— Written instruction —
List the lines of this listing that hold the word "direction".

— Entries taken from a collection —
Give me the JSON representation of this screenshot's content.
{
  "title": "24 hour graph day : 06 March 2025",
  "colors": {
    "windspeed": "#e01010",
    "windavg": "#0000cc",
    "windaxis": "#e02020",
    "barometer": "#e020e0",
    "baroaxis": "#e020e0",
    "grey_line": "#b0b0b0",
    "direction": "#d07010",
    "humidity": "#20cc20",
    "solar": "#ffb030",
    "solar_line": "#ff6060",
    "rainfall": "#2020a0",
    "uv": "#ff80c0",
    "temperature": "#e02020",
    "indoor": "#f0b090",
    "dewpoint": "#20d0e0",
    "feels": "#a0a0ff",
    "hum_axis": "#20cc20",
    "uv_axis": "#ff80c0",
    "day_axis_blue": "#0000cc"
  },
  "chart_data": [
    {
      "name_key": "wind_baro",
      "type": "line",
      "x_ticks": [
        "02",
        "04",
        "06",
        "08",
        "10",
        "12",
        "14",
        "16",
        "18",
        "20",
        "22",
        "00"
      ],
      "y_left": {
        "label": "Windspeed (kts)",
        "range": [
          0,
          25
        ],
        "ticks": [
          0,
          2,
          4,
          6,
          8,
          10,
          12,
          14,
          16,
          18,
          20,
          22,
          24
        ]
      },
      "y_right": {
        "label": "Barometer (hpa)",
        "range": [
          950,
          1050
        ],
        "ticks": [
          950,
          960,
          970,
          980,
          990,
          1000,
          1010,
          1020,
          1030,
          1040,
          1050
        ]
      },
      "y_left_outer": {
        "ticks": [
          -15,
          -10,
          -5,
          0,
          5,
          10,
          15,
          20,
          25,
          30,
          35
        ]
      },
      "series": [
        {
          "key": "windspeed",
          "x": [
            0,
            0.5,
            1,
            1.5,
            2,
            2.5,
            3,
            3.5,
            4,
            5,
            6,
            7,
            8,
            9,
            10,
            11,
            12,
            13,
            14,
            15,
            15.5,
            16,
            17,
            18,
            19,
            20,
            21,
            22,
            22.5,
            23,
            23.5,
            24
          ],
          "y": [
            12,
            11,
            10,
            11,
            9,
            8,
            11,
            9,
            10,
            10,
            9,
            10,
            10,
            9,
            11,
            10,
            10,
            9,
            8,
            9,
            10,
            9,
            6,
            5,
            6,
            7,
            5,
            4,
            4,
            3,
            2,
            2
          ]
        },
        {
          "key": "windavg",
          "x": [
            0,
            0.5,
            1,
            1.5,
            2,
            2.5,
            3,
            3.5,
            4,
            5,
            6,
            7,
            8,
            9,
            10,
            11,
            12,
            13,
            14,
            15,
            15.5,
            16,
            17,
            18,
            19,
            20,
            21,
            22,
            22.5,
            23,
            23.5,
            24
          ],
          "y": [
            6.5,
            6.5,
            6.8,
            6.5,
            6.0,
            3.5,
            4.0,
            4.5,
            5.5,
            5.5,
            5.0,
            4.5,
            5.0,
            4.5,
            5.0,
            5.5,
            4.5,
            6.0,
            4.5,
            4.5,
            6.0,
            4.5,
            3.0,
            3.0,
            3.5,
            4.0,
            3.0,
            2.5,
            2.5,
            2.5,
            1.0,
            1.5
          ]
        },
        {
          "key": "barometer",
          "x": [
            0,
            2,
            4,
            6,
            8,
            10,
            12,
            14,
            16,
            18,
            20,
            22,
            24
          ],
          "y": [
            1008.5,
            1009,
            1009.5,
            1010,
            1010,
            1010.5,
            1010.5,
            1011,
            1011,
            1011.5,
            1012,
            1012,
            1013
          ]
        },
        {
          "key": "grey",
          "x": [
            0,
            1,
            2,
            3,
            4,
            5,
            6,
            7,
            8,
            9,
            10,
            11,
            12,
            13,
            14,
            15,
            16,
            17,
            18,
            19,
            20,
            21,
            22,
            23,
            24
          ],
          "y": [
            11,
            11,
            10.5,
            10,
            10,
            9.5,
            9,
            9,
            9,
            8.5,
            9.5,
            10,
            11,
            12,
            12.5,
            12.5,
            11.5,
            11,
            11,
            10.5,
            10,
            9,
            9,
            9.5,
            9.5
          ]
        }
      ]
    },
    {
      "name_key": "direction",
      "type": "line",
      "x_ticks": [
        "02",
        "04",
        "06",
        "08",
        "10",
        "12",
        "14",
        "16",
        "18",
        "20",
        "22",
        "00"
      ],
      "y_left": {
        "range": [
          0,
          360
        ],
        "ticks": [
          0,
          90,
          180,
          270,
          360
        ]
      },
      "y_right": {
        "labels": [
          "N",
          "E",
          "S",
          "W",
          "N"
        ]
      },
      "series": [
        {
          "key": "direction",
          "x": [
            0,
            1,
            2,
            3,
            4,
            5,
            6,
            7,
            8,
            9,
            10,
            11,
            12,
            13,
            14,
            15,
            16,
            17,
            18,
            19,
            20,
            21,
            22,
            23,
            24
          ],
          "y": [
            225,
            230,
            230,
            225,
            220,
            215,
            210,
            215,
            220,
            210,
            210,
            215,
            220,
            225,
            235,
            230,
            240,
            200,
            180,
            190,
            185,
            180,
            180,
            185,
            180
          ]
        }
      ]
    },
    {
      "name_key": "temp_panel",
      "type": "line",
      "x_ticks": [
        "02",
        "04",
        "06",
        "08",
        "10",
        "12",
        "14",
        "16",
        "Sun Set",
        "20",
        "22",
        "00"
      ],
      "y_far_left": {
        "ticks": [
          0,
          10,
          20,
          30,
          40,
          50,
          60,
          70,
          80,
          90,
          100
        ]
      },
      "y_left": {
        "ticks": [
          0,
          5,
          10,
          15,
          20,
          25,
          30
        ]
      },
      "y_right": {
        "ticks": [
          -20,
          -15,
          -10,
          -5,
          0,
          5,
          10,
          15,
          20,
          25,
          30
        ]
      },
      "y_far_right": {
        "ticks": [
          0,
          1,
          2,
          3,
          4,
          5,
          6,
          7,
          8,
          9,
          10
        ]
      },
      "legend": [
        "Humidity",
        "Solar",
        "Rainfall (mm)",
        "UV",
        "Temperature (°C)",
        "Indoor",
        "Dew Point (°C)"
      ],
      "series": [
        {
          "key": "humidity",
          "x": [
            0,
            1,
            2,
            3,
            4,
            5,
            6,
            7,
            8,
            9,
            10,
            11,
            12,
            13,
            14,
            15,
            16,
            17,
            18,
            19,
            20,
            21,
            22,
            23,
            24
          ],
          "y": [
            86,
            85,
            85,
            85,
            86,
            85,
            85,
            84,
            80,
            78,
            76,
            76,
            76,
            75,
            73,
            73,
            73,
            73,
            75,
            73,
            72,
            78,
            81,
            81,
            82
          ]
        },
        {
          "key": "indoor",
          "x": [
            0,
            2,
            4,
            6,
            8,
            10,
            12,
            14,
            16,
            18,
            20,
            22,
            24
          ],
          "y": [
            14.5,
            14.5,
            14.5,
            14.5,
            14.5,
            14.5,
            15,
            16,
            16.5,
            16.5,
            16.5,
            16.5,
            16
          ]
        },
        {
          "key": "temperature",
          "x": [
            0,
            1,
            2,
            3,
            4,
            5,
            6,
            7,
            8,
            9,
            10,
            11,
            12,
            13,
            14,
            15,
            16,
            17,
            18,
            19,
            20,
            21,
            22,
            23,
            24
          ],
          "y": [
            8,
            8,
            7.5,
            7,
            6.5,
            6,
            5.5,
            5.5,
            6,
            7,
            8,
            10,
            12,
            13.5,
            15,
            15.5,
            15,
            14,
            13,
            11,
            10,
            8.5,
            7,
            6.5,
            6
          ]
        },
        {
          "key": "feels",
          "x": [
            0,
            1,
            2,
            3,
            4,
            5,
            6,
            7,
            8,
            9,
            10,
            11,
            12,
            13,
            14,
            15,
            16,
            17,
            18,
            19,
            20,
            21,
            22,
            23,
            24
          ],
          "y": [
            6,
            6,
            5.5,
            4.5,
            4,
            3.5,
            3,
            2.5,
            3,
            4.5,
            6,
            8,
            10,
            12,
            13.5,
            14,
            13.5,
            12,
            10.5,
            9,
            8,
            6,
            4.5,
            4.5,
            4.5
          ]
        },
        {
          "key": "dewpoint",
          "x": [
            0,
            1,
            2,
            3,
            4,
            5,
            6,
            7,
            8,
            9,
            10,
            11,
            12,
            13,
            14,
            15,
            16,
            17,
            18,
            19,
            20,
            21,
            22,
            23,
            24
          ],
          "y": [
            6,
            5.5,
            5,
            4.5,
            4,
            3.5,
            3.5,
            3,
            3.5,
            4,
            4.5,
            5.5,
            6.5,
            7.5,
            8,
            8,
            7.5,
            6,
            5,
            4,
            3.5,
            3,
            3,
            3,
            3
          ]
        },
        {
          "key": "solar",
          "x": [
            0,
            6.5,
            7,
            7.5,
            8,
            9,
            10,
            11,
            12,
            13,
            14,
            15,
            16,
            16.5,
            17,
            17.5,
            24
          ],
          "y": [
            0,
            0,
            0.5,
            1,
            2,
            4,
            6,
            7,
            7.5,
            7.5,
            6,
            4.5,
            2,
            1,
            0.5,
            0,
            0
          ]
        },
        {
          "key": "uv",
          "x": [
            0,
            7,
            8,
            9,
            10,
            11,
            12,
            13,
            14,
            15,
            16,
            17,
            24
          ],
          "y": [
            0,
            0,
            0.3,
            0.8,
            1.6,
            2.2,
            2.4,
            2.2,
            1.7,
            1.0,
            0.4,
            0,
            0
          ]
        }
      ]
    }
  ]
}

— Completed task —
    "direction": "#d07010",
      "name_key": "direction",
          "key": "direction",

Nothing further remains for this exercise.